• [Objective]: Repeat the material verbatim. Images are excluded from the copy.
[BEGIN Stored records]
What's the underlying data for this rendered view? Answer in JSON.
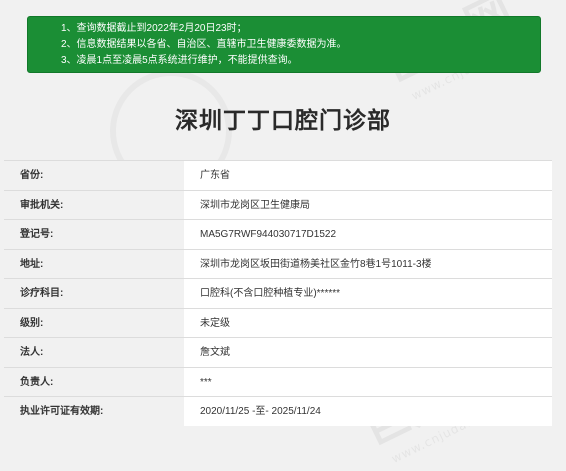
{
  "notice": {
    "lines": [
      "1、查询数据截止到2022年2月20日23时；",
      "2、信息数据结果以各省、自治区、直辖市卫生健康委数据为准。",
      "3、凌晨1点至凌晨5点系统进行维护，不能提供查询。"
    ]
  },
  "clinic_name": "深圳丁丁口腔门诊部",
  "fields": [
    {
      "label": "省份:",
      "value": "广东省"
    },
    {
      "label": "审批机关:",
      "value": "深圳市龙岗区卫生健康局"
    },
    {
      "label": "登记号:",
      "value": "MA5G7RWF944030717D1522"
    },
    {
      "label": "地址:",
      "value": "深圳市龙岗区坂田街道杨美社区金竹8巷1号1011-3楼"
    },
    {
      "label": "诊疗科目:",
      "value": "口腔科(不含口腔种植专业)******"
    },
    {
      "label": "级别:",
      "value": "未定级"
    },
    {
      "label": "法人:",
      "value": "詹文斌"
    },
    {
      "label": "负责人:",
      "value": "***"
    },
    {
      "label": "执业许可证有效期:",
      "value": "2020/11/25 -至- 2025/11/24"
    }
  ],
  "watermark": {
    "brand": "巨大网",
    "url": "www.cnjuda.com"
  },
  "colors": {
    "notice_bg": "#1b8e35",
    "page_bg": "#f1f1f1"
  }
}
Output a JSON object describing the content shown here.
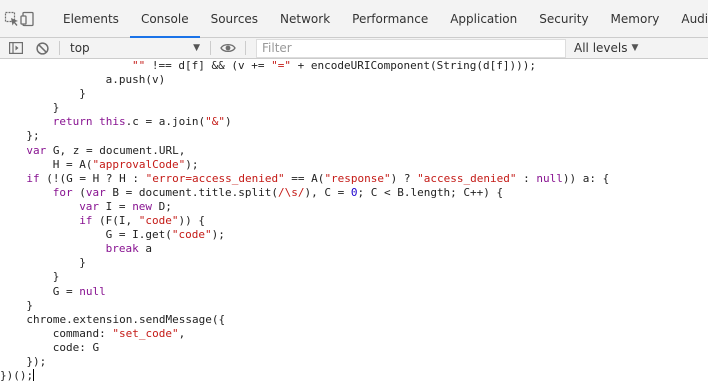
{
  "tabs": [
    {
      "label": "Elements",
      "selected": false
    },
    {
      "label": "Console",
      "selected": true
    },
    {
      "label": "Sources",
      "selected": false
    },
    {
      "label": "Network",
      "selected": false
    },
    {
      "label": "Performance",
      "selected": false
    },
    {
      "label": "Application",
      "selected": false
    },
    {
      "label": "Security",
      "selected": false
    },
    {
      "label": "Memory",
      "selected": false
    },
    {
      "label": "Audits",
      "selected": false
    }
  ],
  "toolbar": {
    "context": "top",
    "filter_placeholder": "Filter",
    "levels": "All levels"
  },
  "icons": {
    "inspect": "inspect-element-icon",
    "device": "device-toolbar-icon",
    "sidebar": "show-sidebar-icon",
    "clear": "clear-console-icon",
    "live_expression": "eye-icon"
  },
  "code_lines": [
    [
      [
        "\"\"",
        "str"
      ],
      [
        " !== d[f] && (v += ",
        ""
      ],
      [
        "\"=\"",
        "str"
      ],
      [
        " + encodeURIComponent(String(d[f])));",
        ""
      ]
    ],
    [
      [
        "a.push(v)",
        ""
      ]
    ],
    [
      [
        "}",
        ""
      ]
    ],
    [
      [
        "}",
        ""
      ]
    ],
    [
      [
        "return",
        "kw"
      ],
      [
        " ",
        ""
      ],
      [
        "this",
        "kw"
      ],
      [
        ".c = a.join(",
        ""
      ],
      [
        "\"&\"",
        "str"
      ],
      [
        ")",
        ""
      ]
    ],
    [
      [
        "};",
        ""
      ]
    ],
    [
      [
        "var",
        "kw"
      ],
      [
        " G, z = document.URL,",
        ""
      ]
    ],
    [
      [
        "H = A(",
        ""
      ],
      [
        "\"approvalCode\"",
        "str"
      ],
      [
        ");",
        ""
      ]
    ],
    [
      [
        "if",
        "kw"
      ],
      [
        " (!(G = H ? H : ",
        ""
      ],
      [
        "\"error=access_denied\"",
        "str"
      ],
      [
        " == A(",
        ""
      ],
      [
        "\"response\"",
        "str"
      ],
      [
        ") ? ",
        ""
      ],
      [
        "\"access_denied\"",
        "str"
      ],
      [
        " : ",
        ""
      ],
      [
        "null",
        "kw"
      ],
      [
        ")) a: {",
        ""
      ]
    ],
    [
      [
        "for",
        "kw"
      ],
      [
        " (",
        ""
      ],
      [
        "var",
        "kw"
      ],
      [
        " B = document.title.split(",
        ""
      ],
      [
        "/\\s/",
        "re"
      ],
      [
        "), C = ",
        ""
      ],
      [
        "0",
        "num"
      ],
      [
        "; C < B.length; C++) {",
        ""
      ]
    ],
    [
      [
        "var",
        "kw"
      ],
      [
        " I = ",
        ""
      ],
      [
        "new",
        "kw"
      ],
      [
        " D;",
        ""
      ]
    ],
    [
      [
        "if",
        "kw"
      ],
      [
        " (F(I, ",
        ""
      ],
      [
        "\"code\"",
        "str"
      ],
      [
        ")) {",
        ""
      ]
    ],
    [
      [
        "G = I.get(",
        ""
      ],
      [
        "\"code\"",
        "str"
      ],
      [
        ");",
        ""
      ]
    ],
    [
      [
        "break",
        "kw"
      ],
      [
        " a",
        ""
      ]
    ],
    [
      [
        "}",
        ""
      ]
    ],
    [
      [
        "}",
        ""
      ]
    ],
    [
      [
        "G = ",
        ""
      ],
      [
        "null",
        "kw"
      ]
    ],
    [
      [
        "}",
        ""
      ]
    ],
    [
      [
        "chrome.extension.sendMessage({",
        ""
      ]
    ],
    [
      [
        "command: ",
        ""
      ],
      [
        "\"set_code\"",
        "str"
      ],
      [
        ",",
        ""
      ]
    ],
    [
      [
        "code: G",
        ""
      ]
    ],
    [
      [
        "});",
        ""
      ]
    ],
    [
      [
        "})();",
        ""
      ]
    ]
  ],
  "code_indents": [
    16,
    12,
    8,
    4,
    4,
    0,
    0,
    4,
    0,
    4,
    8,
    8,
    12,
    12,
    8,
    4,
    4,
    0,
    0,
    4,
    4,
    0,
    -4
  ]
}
[END Stored records]
• [Solution for this exercise]:
What's the underlying data for this rendered view? Answer in JSON.
{
  "notice": {
    "lines": [
      "1、查询数据截止到2022年2月20日23时；",
      "2、信息数据结果以各省、自治区、直辖市卫生健康委数据为准。",
      "3、凌晨1点至凌晨5点系统进行维护，不能提供查询。"
    ]
  },
  "clinic_name": "深圳丁丁口腔门诊部",
  "fields": [
    {
      "label": "省份:",
      "value": "广东省"
    },
    {
      "label": "审批机关:",
      "value": "深圳市龙岗区卫生健康局"
    },
    {
      "label": "登记号:",
      "value": "MA5G7RWF944030717D1522"
    },
    {
      "label": "地址:",
      "value": "深圳市龙岗区坂田街道杨美社区金竹8巷1号1011-3楼"
    },
    {
      "label": "诊疗科目:",
      "value": "口腔科(不含口腔种植专业)******"
    },
    {
      "label": "级别:",
      "value": "未定级"
    },
    {
      "label": "法人:",
      "value": "詹文斌"
    },
    {
      "label": "负责人:",
      "value": "***"
    },
    {
      "label": "执业许可证有效期:",
      "value": "2020/11/25 -至- 2025/11/24"
    }
  ],
  "watermark": {
    "brand": "巨大网",
    "url": "www.cnjuda.com"
  },
  "colors": {
    "notice_bg": "#1b8e35",
    "page_bg": "#f1f1f1"
  }
}
Output a JSON object describing the content shown here.
{
  "tabs": [
    {
      "label": "Elements",
      "selected": false
    },
    {
      "label": "Console",
      "selected": true
    },
    {
      "label": "Sources",
      "selected": false
    },
    {
      "label": "Network",
      "selected": false
    },
    {
      "label": "Performance",
      "selected": false
    },
    {
      "label": "Application",
      "selected": false
    },
    {
      "label": "Security",
      "selected": false
    },
    {
      "label": "Memory",
      "selected": false
    },
    {
      "label": "Audits",
      "selected": false
    }
  ],
  "toolbar": {
    "context": "top",
    "filter_placeholder": "Filter",
    "levels": "All levels"
  },
  "icons": {
    "inspect": "inspect-element-icon",
    "device": "device-toolbar-icon",
    "sidebar": "show-sidebar-icon",
    "clear": "clear-console-icon",
    "live_expression": "eye-icon"
  },
  "code_lines": [
    [
      [
        "\"\"",
        "str"
      ],
      [
        " !== d[f] && (v += ",
        ""
      ],
      [
        "\"=\"",
        "str"
      ],
      [
        " + encodeURIComponent(String(d[f])));",
        ""
      ]
    ],
    [
      [
        "a.push(v)",
        ""
      ]
    ],
    [
      [
        "}",
        ""
      ]
    ],
    [
      [
        "}",
        ""
      ]
    ],
    [
      [
        "return",
        "kw"
      ],
      [
        " ",
        ""
      ],
      [
        "this",
        "kw"
      ],
      [
        ".c = a.join(",
        ""
      ],
      [
        "\"&\"",
        "str"
      ],
      [
        ")",
        ""
      ]
    ],
    [
      [
        "};",
        ""
      ]
    ],
    [
      [
        "var",
        "kw"
      ],
      [
        " G, z = document.URL,",
        ""
      ]
    ],
    [
      [
        "H = A(",
        ""
      ],
      [
        "\"approvalCode\"",
        "str"
      ],
      [
        ");",
        ""
      ]
    ],
    [
      [
        "if",
        "kw"
      ],
      [
        " (!(G = H ? H : ",
        ""
      ],
      [
        "\"error=access_denied\"",
        "str"
      ],
      [
        " == A(",
        ""
      ],
      [
        "\"response\"",
        "str"
      ],
      [
        ") ? ",
        ""
      ],
      [
        "\"access_denied\"",
        "str"
      ],
      [
        " : ",
        ""
      ],
      [
        "null",
        "kw"
      ],
      [
        ")) a: {",
        ""
      ]
    ],
    [
      [
        "for",
        "kw"
      ],
      [
        " (",
        ""
      ],
      [
        "var",
        "kw"
      ],
      [
        " B = document.title.split(",
        ""
      ],
      [
        "/\\s/",
        "re"
      ],
      [
        "), C = ",
        ""
      ],
      [
        "0",
        "num"
      ],
      [
        "; C < B.length; C++) {",
        ""
      ]
    ],
    [
      [
        "var",
        "kw"
      ],
      [
        " I = ",
        ""
      ],
      [
        "new",
        "kw"
      ],
      [
        " D;",
        ""
      ]
    ],
    [
      [
        "if",
        "kw"
      ],
      [
        " (F(I, ",
        ""
      ],
      [
        "\"code\"",
        "str"
      ],
      [
        ")) {",
        ""
      ]
    ],
    [
      [
        "G = I.get(",
        ""
      ],
      [
        "\"code\"",
        "str"
      ],
      [
        ");",
        ""
      ]
    ],
    [
      [
        "break",
        "kw"
      ],
      [
        " a",
        ""
      ]
    ],
    [
      [
        "}",
        ""
      ]
    ],
    [
      [
        "}",
        ""
      ]
    ],
    [
      [
        "G = ",
        ""
      ],
      [
        "null",
        "kw"
      ]
    ],
    [
      [
        "}",
        ""
      ]
    ],
    [
      [
        "chrome.extension.sendMessage({",
        ""
      ]
    ],
    [
      [
        "command: ",
        ""
      ],
      [
        "\"set_code\"",
        "str"
      ],
      [
        ",",
        ""
      ]
    ],
    [
      [
        "code: G",
        ""
      ]
    ],
    [
      [
        "});",
        ""
      ]
    ],
    [
      [
        "})();",
        ""
      ]
    ]
  ],
  "code_indents": [
    16,
    12,
    8,
    4,
    4,
    0,
    0,
    4,
    0,
    4,
    8,
    8,
    12,
    12,
    8,
    4,
    4,
    0,
    0,
    4,
    4,
    0,
    -4
  ]
}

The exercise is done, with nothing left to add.